=== Short problem ===
Copy each line exactly. Drop every picture.

=== Data for this task ===
---

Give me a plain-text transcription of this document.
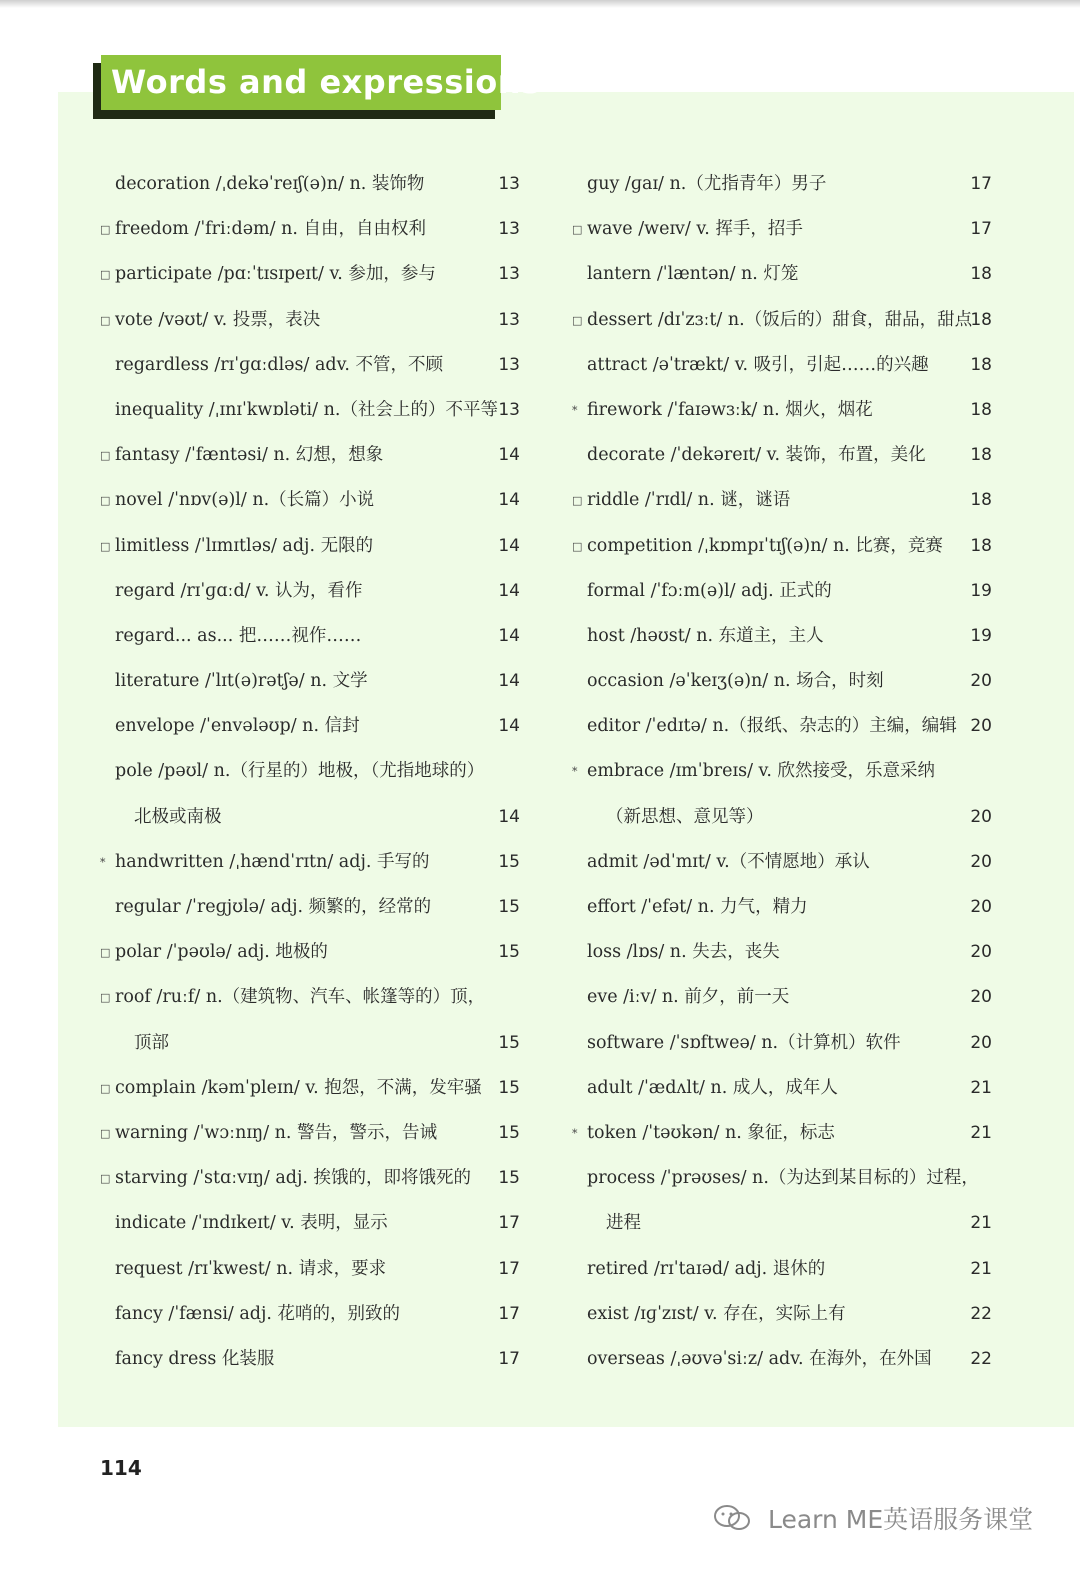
Words and expressions
decoration /ˌdekəˈreɪʃ(ə)n/ n. 装饰物	13
□ freedom /ˈfriːdəm/ n. 自由，自由权利	13
□ participate /pɑːˈtɪsɪpeɪt/ v. 参加，参与	13
□ vote /vəʊt/ v. 投票，表决	13
regardless /rɪˈɡɑːdləs/ adv. 不管，不顾	13
inequality /ˌɪnɪˈkwɒləti/ n.（社会上的）不平等 13
□ fantasy /ˈfæntəsi/ n. 幻想，想象	14
□ novel /ˈnɒv(ə)l/ n.（长篇）小说	14
□ limitless /ˈlɪmɪtləs/ adj. 无限的	14
regard /rɪˈɡɑːd/ v. 认为，看作	14
regard... as... 把……视作……	14
literature /ˈlɪt(ə)rətʃə/ n. 文学	14
envelope /ˈenvələʊp/ n. 信封	14
pole /pəʊl/ n.（行星的）地极，（尤指地球的）
北极或南极	14
* handwritten /ˌhændˈrɪtn/ adj. 手写的	15
regular /ˈreɡjʊlə/ adj. 频繁的，经常的	15
□ polar /ˈpəʊlə/ adj. 地极的	15
□ roof /ruːf/ n.（建筑物、汽车、帐篷等的）顶，
顶部	15
□ complain /kəmˈpleɪn/ v. 抱怨，不满，发牢骚 15
□ warning /ˈwɔːnɪŋ/ n. 警告，警示，告诫	15
□ starving /ˈstɑːvɪŋ/ adj. 挨饿的，即将饿死的 15
indicate /ˈɪndɪkeɪt/ v. 表明，显示	17
request /rɪˈkwest/ n. 请求，要求	17
fancy /ˈfænsi/ adj. 花哨的，别致的	17
fancy dress 化装服	17
guy /ɡaɪ/ n.（尤指青年）男子	17
□ wave /weɪv/ v. 挥手，招手	17
lantern /ˈlæntən/ n. 灯笼	18
□ dessert /dɪˈzɜːt/ n.（饭后的）甜食，甜品，甜点
18
attract /əˈtrækt/ v. 吸引，引起……的兴趣 18
* firework /ˈfaɪəwɜːk/ n. 烟火，烟花	18
decorate /ˈdekəreɪt/ v. 装饰，布置，美化	18
□ riddle /ˈrɪdl/ n. 谜，谜语	18
□ competition /ˌkɒmpɪˈtɪʃ(ə)n/ n. 比赛，竞赛 18
formal /ˈfɔːm(ə)l/ adj. 正式的	19
host /həʊst/ n. 东道主，主人	19
occasion /əˈkeɪʒ(ə)n/ n. 场合，时刻	20
editor /ˈedɪtə/ n.（报纸、杂志的）主编，编辑 20
* embrace /ɪmˈbreɪs/ v. 欣然接受，乐意采纳
（新思想、意见等）	20
admit /ədˈmɪt/ v.（不情愿地）承认	20
effort /ˈefət/ n. 力气，精力	20
loss /lɒs/ n. 失去，丧失	20
eve /iːv/ n. 前夕，前一天	20
software /ˈsɒftweə/ n.（计算机）软件	20
adult /ˈædʌlt/ n. 成人，成年人	21
* token /ˈtəʊkən/ n. 象征，标志	21
process /ˈprəʊses/ n.（为达到某目标的）过程，
进程	21
retired /rɪˈtaɪəd/ adj. 退休的	21
exist /ɪɡˈzɪst/ v. 存在，实际上有	22
overseas /ˌəʊvəˈsiːz/ adv. 在海外，在外国 22
114
Learn ME英语服务课堂
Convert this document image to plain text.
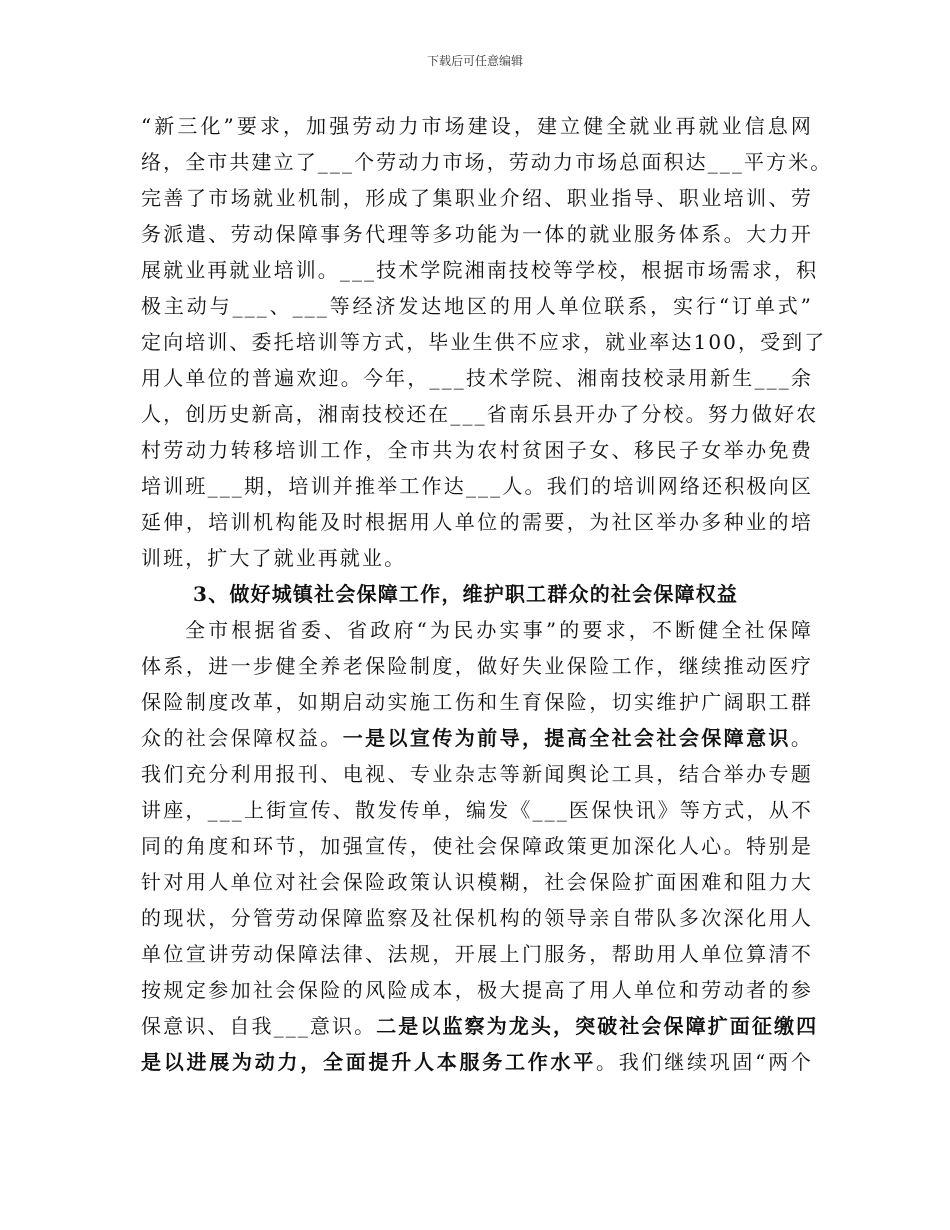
下载后可任意编辑
“新三化”要求，加强劳动力市场建设，建立健全就业再就业信息网
络，全市共建立了___个劳动力市场，劳动力市场总面积达___平方米。
完善了市场就业机制，形成了集职业介绍、职业指导、职业培训、劳
务派遣、劳动保障事务代理等多功能为一体的就业服务体系。大力开
展就业再就业培训。___技术学院湘南技校等学校，根据市场需求，积
极主动与___、___等经济发达地区的用人单位联系，实行“订单式”
定向培训、委托培训等方式，毕业生供不应求，就业率达100，受到了
用人单位的普遍欢迎。今年，___技术学院、湘南技校录用新生___余
人，创历史新高，湘南技校还在___省南乐县开办了分校。努力做好农
村劳动力转移培训工作，全市共为农村贫困子女、移民子女举办免费
培训班___期，培训并推举工作达___人。我们的培训网络还积极向区
延伸，培训机构能及时根据用人单位的需要，为社区举办多种业的培
训班，扩大了就业再就业。
3、做好城镇社会保障工作，维护职工群众的社会保障权益
全市根据省委、省政府“为民办实事”的要求，不断健全社保障
体系，进一步健全养老保险制度，做好失业保险工作，继续推动医疗
保险制度改革，如期启动实施工伤和生育保险，切实维护广阔职工群
众的社会保障权益。一是以宣传为前导，提高全社会社会保障意识。
我们充分利用报刊、电视、专业杂志等新闻舆论工具，结合举办专题
讲座，___上街宣传、散发传单，编发《___医保快讯》等方式，从不
同的角度和环节，加强宣传，使社会保障政策更加深化人心。特别是
针对用人单位对社会保险政策认识模糊，社会保险扩面困难和阻力大
的现状，分管劳动保障监察及社保机构的领导亲自带队多次深化用人
单位宣讲劳动保障法律、法规，开展上门服务，帮助用人单位算清不
按规定参加社会保险的风险成本，极大提高了用人单位和劳动者的参
保意识、自我___意识。二是以监察为龙头，突破社会保障扩面征缴四
是以进展为动力，全面提升人本服务工作水平。我们继续巩固“两个
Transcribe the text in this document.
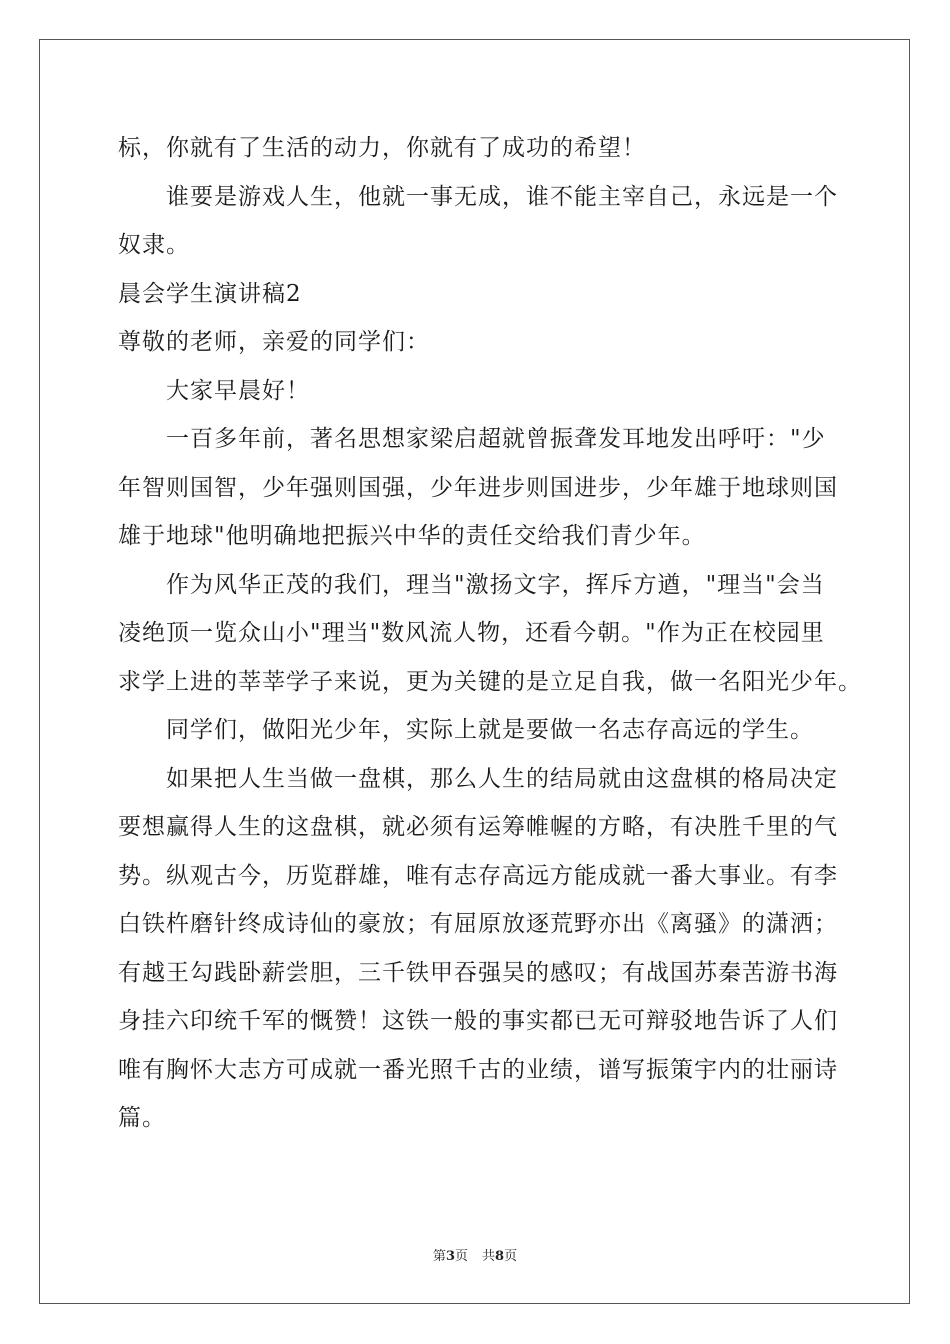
标，你就有了生活的动力，你就有了成功的希望！
谁要是游戏人生，他就一事无成，谁不能主宰自己，永远是一个
奴隶。
晨会学生演讲稿2
尊敬的老师，亲爱的同学们：
大家早晨好！
一百多年前，著名思想家梁启超就曾振聋发耳地发出呼吁："少
年智则国智，少年强则国强，少年进步则国进步，少年雄于地球则国
雄于地球"他明确地把振兴中华的责任交给我们青少年。
作为风华正茂的我们，理当"激扬文字，挥斥方遒，"理当"会当
凌绝顶一览众山小"理当"数风流人物，还看今朝。"作为正在校园里
求学上进的莘莘学子来说，更为关键的是立足自我，做一名阳光少年。
同学们，做阳光少年，实际上就是要做一名志存高远的学生。
如果把人生当做一盘棋，那么人生的结局就由这盘棋的格局决定
要想赢得人生的这盘棋，就必须有运筹帷幄的方略，有决胜千里的气
势。纵观古今，历览群雄，唯有志存高远方能成就一番大事业。有李
白铁杵磨针终成诗仙的豪放；有屈原放逐荒野亦出《离骚》的潇洒；
有越王勾践卧薪尝胆，三千铁甲吞强吴的感叹；有战国苏秦苦游书海
身挂六印统千军的慨赞！这铁一般的事实都已无可辩驳地告诉了人们
唯有胸怀大志方可成就一番光照千古的业绩，谱写振策宇内的壮丽诗
篇。
第3页 共8页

---

=== Response ===
Give me a plain-text transcription of this document.
Words and expressions
decoration /ˌdekəˈreɪʃ(ə)n/ n. 装饰物	13
□ freedom /ˈfriːdəm/ n. 自由，自由权利	13
□ participate /pɑːˈtɪsɪpeɪt/ v. 参加，参与	13
□ vote /vəʊt/ v. 投票，表决	13
regardless /rɪˈɡɑːdləs/ adv. 不管，不顾	13
inequality /ˌɪnɪˈkwɒləti/ n.（社会上的）不平等 13
□ fantasy /ˈfæntəsi/ n. 幻想，想象	14
□ novel /ˈnɒv(ə)l/ n.（长篇）小说	14
□ limitless /ˈlɪmɪtləs/ adj. 无限的	14
regard /rɪˈɡɑːd/ v. 认为，看作	14
regard... as... 把……视作……	14
literature /ˈlɪt(ə)rətʃə/ n. 文学	14
envelope /ˈenvələʊp/ n. 信封	14
pole /pəʊl/ n.（行星的）地极，（尤指地球的）
北极或南极	14
* handwritten /ˌhændˈrɪtn/ adj. 手写的	15
regular /ˈreɡjʊlə/ adj. 频繁的，经常的	15
□ polar /ˈpəʊlə/ adj. 地极的	15
□ roof /ruːf/ n.（建筑物、汽车、帐篷等的）顶，
顶部	15
□ complain /kəmˈpleɪn/ v. 抱怨，不满，发牢骚 15
□ warning /ˈwɔːnɪŋ/ n. 警告，警示，告诫	15
□ starving /ˈstɑːvɪŋ/ adj. 挨饿的，即将饿死的 15
indicate /ˈɪndɪkeɪt/ v. 表明，显示	17
request /rɪˈkwest/ n. 请求，要求	17
fancy /ˈfænsi/ adj. 花哨的，别致的	17
fancy dress 化装服	17
guy /ɡaɪ/ n.（尤指青年）男子	17
□ wave /weɪv/ v. 挥手，招手	17
lantern /ˈlæntən/ n. 灯笼	18
□ dessert /dɪˈzɜːt/ n.（饭后的）甜食，甜品，甜点
18
attract /əˈtrækt/ v. 吸引，引起……的兴趣 18
* firework /ˈfaɪəwɜːk/ n. 烟火，烟花	18
decorate /ˈdekəreɪt/ v. 装饰，布置，美化	18
□ riddle /ˈrɪdl/ n. 谜，谜语	18
□ competition /ˌkɒmpɪˈtɪʃ(ə)n/ n. 比赛，竞赛 18
formal /ˈfɔːm(ə)l/ adj. 正式的	19
host /həʊst/ n. 东道主，主人	19
occasion /əˈkeɪʒ(ə)n/ n. 场合，时刻	20
editor /ˈedɪtə/ n.（报纸、杂志的）主编，编辑 20
* embrace /ɪmˈbreɪs/ v. 欣然接受，乐意采纳
（新思想、意见等）	20
admit /ədˈmɪt/ v.（不情愿地）承认	20
effort /ˈefət/ n. 力气，精力	20
loss /lɒs/ n. 失去，丧失	20
eve /iːv/ n. 前夕，前一天	20
software /ˈsɒftweə/ n.（计算机）软件	20
adult /ˈædʌlt/ n. 成人，成年人	21
* token /ˈtəʊkən/ n. 象征，标志	21
process /ˈprəʊses/ n.（为达到某目标的）过程，
进程	21
retired /rɪˈtaɪəd/ adj. 退休的	21
exist /ɪɡˈzɪst/ v. 存在，实际上有	22
overseas /ˌəʊvəˈsiːz/ adv. 在海外，在外国 22
114
Learn ME英语服务课堂
Convert this document image to plain text.
下载后可任意编辑
“新三化”要求，加强劳动力市场建设，建立健全就业再就业信息网
络，全市共建立了___个劳动力市场，劳动力市场总面积达___平方米。
完善了市场就业机制，形成了集职业介绍、职业指导、职业培训、劳
务派遣、劳动保障事务代理等多功能为一体的就业服务体系。大力开
展就业再就业培训。___技术学院湘南技校等学校，根据市场需求，积
极主动与___、___等经济发达地区的用人单位联系，实行“订单式”
定向培训、委托培训等方式，毕业生供不应求，就业率达100，受到了
用人单位的普遍欢迎。今年，___技术学院、湘南技校录用新生___余
人，创历史新高，湘南技校还在___省南乐县开办了分校。努力做好农
村劳动力转移培训工作，全市共为农村贫困子女、移民子女举办免费
培训班___期，培训并推举工作达___人。我们的培训网络还积极向区
延伸，培训机构能及时根据用人单位的需要，为社区举办多种业的培
训班，扩大了就业再就业。
3、做好城镇社会保障工作，维护职工群众的社会保障权益
全市根据省委、省政府“为民办实事”的要求，不断健全社保障
体系，进一步健全养老保险制度，做好失业保险工作，继续推动医疗
保险制度改革，如期启动实施工伤和生育保险，切实维护广阔职工群
众的社会保障权益。一是以宣传为前导，提高全社会社会保障意识。
我们充分利用报刊、电视、专业杂志等新闻舆论工具，结合举办专题
讲座，___上街宣传、散发传单，编发《___医保快讯》等方式，从不
同的角度和环节，加强宣传，使社会保障政策更加深化人心。特别是
针对用人单位对社会保险政策认识模糊，社会保险扩面困难和阻力大
的现状，分管劳动保障监察及社保机构的领导亲自带队多次深化用人
单位宣讲劳动保障法律、法规，开展上门服务，帮助用人单位算清不
按规定参加社会保险的风险成本，极大提高了用人单位和劳动者的参
保意识、自我___意识。二是以监察为龙头，突破社会保障扩面征缴四
是以进展为动力，全面提升人本服务工作水平。我们继续巩固“两个
Transcribe the text in this document.
标，你就有了生活的动力，你就有了成功的希望！
谁要是游戏人生，他就一事无成，谁不能主宰自己，永远是一个
奴隶。
晨会学生演讲稿2
尊敬的老师，亲爱的同学们：
大家早晨好！
一百多年前，著名思想家梁启超就曾振聋发耳地发出呼吁："少
年智则国智，少年强则国强，少年进步则国进步，少年雄于地球则国
雄于地球"他明确地把振兴中华的责任交给我们青少年。
作为风华正茂的我们，理当"激扬文字，挥斥方遒，"理当"会当
凌绝顶一览众山小"理当"数风流人物，还看今朝。"作为正在校园里
求学上进的莘莘学子来说，更为关键的是立足自我，做一名阳光少年。
同学们，做阳光少年，实际上就是要做一名志存高远的学生。
如果把人生当做一盘棋，那么人生的结局就由这盘棋的格局决定
要想赢得人生的这盘棋，就必须有运筹帷幄的方略，有决胜千里的气
势。纵观古今，历览群雄，唯有志存高远方能成就一番大事业。有李
白铁杵磨针终成诗仙的豪放；有屈原放逐荒野亦出《离骚》的潇洒；
有越王勾践卧薪尝胆，三千铁甲吞强吴的感叹；有战国苏秦苦游书海
身挂六印统千军的慨赞！这铁一般的事实都已无可辩驳地告诉了人们
唯有胸怀大志方可成就一番光照千古的业绩，谱写振策宇内的壮丽诗
篇。
第3页 共8页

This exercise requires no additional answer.